>>

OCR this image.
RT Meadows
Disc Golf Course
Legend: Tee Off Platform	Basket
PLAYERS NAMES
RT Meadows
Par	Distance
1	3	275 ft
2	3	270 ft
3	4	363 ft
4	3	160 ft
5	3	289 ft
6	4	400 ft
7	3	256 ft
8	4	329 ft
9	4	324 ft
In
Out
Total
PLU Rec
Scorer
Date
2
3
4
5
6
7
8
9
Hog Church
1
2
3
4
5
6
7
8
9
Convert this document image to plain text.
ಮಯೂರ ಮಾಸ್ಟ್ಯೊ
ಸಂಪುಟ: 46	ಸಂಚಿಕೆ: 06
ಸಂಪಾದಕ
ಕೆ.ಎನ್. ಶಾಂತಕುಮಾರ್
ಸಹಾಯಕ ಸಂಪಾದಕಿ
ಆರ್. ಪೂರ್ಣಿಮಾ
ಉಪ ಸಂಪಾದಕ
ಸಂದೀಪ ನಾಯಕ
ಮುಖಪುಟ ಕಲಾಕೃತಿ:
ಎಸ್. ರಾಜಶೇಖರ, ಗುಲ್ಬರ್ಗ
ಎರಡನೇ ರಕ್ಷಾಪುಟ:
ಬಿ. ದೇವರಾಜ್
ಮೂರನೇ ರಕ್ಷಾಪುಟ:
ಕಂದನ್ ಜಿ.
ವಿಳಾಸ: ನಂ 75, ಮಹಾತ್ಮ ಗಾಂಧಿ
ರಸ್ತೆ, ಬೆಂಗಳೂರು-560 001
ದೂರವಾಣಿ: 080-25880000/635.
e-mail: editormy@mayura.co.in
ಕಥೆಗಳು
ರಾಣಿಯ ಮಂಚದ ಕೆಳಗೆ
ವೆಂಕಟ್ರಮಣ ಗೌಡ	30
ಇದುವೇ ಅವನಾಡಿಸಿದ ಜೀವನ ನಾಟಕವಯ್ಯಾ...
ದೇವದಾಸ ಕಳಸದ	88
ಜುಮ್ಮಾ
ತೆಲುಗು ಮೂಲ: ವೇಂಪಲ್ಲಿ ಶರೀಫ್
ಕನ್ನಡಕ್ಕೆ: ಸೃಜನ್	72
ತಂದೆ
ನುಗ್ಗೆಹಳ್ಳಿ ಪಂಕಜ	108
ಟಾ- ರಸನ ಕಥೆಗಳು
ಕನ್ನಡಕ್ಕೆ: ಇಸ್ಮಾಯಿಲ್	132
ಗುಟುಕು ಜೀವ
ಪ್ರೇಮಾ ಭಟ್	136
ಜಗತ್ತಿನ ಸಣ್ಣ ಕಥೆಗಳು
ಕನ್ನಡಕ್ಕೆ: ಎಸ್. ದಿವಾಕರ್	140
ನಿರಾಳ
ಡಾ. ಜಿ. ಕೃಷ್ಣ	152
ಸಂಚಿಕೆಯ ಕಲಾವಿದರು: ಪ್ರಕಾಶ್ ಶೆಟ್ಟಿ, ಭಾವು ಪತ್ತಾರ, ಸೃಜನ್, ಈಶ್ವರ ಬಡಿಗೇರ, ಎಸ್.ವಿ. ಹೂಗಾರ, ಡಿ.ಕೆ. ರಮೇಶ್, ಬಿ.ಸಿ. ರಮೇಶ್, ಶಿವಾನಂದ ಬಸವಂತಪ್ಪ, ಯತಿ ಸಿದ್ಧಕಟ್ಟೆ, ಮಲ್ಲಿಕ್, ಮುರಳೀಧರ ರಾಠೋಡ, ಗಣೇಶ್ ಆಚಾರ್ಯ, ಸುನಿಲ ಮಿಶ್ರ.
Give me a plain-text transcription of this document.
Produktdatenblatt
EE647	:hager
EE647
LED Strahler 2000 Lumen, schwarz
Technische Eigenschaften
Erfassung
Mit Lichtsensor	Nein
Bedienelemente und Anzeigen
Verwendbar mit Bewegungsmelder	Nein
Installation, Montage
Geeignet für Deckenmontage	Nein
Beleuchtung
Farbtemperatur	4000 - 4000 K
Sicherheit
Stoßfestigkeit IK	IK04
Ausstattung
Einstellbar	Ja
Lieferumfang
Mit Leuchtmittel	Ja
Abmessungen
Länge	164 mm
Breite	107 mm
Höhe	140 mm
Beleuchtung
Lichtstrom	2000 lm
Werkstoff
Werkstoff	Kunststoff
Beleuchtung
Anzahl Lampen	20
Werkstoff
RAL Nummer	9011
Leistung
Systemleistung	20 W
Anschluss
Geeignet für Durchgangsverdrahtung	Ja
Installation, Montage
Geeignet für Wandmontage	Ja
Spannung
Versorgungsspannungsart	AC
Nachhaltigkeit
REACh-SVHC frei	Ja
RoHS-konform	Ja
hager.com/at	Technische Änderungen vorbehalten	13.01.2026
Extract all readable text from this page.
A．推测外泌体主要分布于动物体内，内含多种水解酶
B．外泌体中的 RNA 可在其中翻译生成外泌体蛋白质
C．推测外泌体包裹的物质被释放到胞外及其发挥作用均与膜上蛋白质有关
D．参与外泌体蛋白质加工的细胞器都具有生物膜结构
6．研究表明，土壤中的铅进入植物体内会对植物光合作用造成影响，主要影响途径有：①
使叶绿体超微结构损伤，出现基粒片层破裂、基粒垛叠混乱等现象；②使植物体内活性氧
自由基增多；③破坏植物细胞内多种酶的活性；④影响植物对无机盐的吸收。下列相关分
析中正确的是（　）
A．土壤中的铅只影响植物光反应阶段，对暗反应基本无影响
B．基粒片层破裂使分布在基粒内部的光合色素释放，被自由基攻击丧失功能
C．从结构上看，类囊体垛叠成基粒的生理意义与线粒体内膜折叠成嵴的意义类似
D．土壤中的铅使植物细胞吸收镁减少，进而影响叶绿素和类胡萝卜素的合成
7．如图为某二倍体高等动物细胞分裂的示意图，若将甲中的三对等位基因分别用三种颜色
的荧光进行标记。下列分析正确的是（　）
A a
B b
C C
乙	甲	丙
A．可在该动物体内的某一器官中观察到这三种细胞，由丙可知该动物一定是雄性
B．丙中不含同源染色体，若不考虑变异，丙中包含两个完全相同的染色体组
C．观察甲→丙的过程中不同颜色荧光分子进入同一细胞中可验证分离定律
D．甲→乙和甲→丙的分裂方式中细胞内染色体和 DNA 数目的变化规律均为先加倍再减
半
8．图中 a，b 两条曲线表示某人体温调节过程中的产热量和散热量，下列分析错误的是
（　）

<<

** Given request **
Without leaving anything out, give the entries again exactly.

** Result for this task **
OCR this image.
RT Meadows
Disc Golf Course
Legend: Tee Off Platform	Basket
PLAYERS NAMES
RT Meadows
Par	Distance
1	3	275 ft
2	3	270 ft
3	4	363 ft
4	3	160 ft
5	3	289 ft
6	4	400 ft
7	3	256 ft
8	4	329 ft
9	4	324 ft
In
Out
Total
PLU Rec
Scorer
Date
2
3
4
5
6
7
8
9
Hog Church
1
2
3
4
5
6
7
8
9
Convert this document image to plain text.
ಮಯೂರ ಮಾಸ್ಟ್ಯೊ
ಸಂಪುಟ: 46	ಸಂಚಿಕೆ: 06
ಸಂಪಾದಕ
ಕೆ.ಎನ್. ಶಾಂತಕುಮಾರ್
ಸಹಾಯಕ ಸಂಪಾದಕಿ
ಆರ್. ಪೂರ್ಣಿಮಾ
ಉಪ ಸಂಪಾದಕ
ಸಂದೀಪ ನಾಯಕ
ಮುಖಪುಟ ಕಲಾಕೃತಿ:
ಎಸ್. ರಾಜಶೇಖರ, ಗುಲ್ಬರ್ಗ
ಎರಡನೇ ರಕ್ಷಾಪುಟ:
ಬಿ. ದೇವರಾಜ್
ಮೂರನೇ ರಕ್ಷಾಪುಟ:
ಕಂದನ್ ಜಿ.
ವಿಳಾಸ: ನಂ 75, ಮಹಾತ್ಮ ಗಾಂಧಿ
ರಸ್ತೆ, ಬೆಂಗಳೂರು-560 001
ದೂರವಾಣಿ: 080-25880000/635.
e-mail: editormy@mayura.co.in
ಕಥೆಗಳು
ರಾಣಿಯ ಮಂಚದ ಕೆಳಗೆ
ವೆಂಕಟ್ರಮಣ ಗೌಡ	30
ಇದುವೇ ಅವನಾಡಿಸಿದ ಜೀವನ ನಾಟಕವಯ್ಯಾ...
ದೇವದಾಸ ಕಳಸದ	88
ಜುಮ್ಮಾ
ತೆಲುಗು ಮೂಲ: ವೇಂಪಲ್ಲಿ ಶರೀಫ್
ಕನ್ನಡಕ್ಕೆ: ಸೃಜನ್	72
ತಂದೆ
ನುಗ್ಗೆಹಳ್ಳಿ ಪಂಕಜ	108
ಟಾ- ರಸನ ಕಥೆಗಳು
ಕನ್ನಡಕ್ಕೆ: ಇಸ್ಮಾಯಿಲ್	132
ಗುಟುಕು ಜೀವ
ಪ್ರೇಮಾ ಭಟ್	136
ಜಗತ್ತಿನ ಸಣ್ಣ ಕಥೆಗಳು
ಕನ್ನಡಕ್ಕೆ: ಎಸ್. ದಿವಾಕರ್	140
ನಿರಾಳ
ಡಾ. ಜಿ. ಕೃಷ್ಣ	152
ಸಂಚಿಕೆಯ ಕಲಾವಿದರು: ಪ್ರಕಾಶ್ ಶೆಟ್ಟಿ, ಭಾವು ಪತ್ತಾರ, ಸೃಜನ್, ಈಶ್ವರ ಬಡಿಗೇರ, ಎಸ್.ವಿ. ಹೂಗಾರ, ಡಿ.ಕೆ. ರಮೇಶ್, ಬಿ.ಸಿ. ರಮೇಶ್, ಶಿವಾನಂದ ಬಸವಂತಪ್ಪ, ಯತಿ ಸಿದ್ಧಕಟ್ಟೆ, ಮಲ್ಲಿಕ್, ಮುರಳೀಧರ ರಾಠೋಡ, ಗಣೇಶ್ ಆಚಾರ್ಯ, ಸುನಿಲ ಮಿಶ್ರ.
Give me a plain-text transcription of this document.
Produktdatenblatt
EE647	:hager
EE647
LED Strahler 2000 Lumen, schwarz
Technische Eigenschaften
Erfassung
Mit Lichtsensor	Nein
Bedienelemente und Anzeigen
Verwendbar mit Bewegungsmelder	Nein
Installation, Montage
Geeignet für Deckenmontage	Nein
Beleuchtung
Farbtemperatur	4000 - 4000 K
Sicherheit
Stoßfestigkeit IK	IK04
Ausstattung
Einstellbar	Ja
Lieferumfang
Mit Leuchtmittel	Ja
Abmessungen
Länge	164 mm
Breite	107 mm
Höhe	140 mm
Beleuchtung
Lichtstrom	2000 lm
Werkstoff
Werkstoff	Kunststoff
Beleuchtung
Anzahl Lampen	20
Werkstoff
RAL Nummer	9011
Leistung
Systemleistung	20 W
Anschluss
Geeignet für Durchgangsverdrahtung	Ja
Installation, Montage
Geeignet für Wandmontage	Ja
Spannung
Versorgungsspannungsart	AC
Nachhaltigkeit
REACh-SVHC frei	Ja
RoHS-konform	Ja
hager.com/at	Technische Änderungen vorbehalten	13.01.2026
Extract all readable text from this page.
A．推测外泌体主要分布于动物体内，内含多种水解酶
B．外泌体中的 RNA 可在其中翻译生成外泌体蛋白质
C．推测外泌体包裹的物质被释放到胞外及其发挥作用均与膜上蛋白质有关
D．参与外泌体蛋白质加工的细胞器都具有生物膜结构
6．研究表明，土壤中的铅进入植物体内会对植物光合作用造成影响，主要影响途径有：①
使叶绿体超微结构损伤，出现基粒片层破裂、基粒垛叠混乱等现象；②使植物体内活性氧
自由基增多；③破坏植物细胞内多种酶的活性；④影响植物对无机盐的吸收。下列相关分
析中正确的是（　）
A．土壤中的铅只影响植物光反应阶段，对暗反应基本无影响
B．基粒片层破裂使分布在基粒内部的光合色素释放，被自由基攻击丧失功能
C．从结构上看，类囊体垛叠成基粒的生理意义与线粒体内膜折叠成嵴的意义类似
D．土壤中的铅使植物细胞吸收镁减少，进而影响叶绿素和类胡萝卜素的合成
7．如图为某二倍体高等动物细胞分裂的示意图，若将甲中的三对等位基因分别用三种颜色
的荧光进行标记。下列分析正确的是（　）
A a
B b
C C
乙	甲	丙
A．可在该动物体内的某一器官中观察到这三种细胞，由丙可知该动物一定是雄性
B．丙中不含同源染色体，若不考虑变异，丙中包含两个完全相同的染色体组
C．观察甲→丙的过程中不同颜色荧光分子进入同一细胞中可验证分离定律
D．甲→乙和甲→丙的分裂方式中细胞内染色体和 DNA 数目的变化规律均为先加倍再减
半
8．图中 a，b 两条曲线表示某人体温调节过程中的产热量和散热量，下列分析错误的是
（　）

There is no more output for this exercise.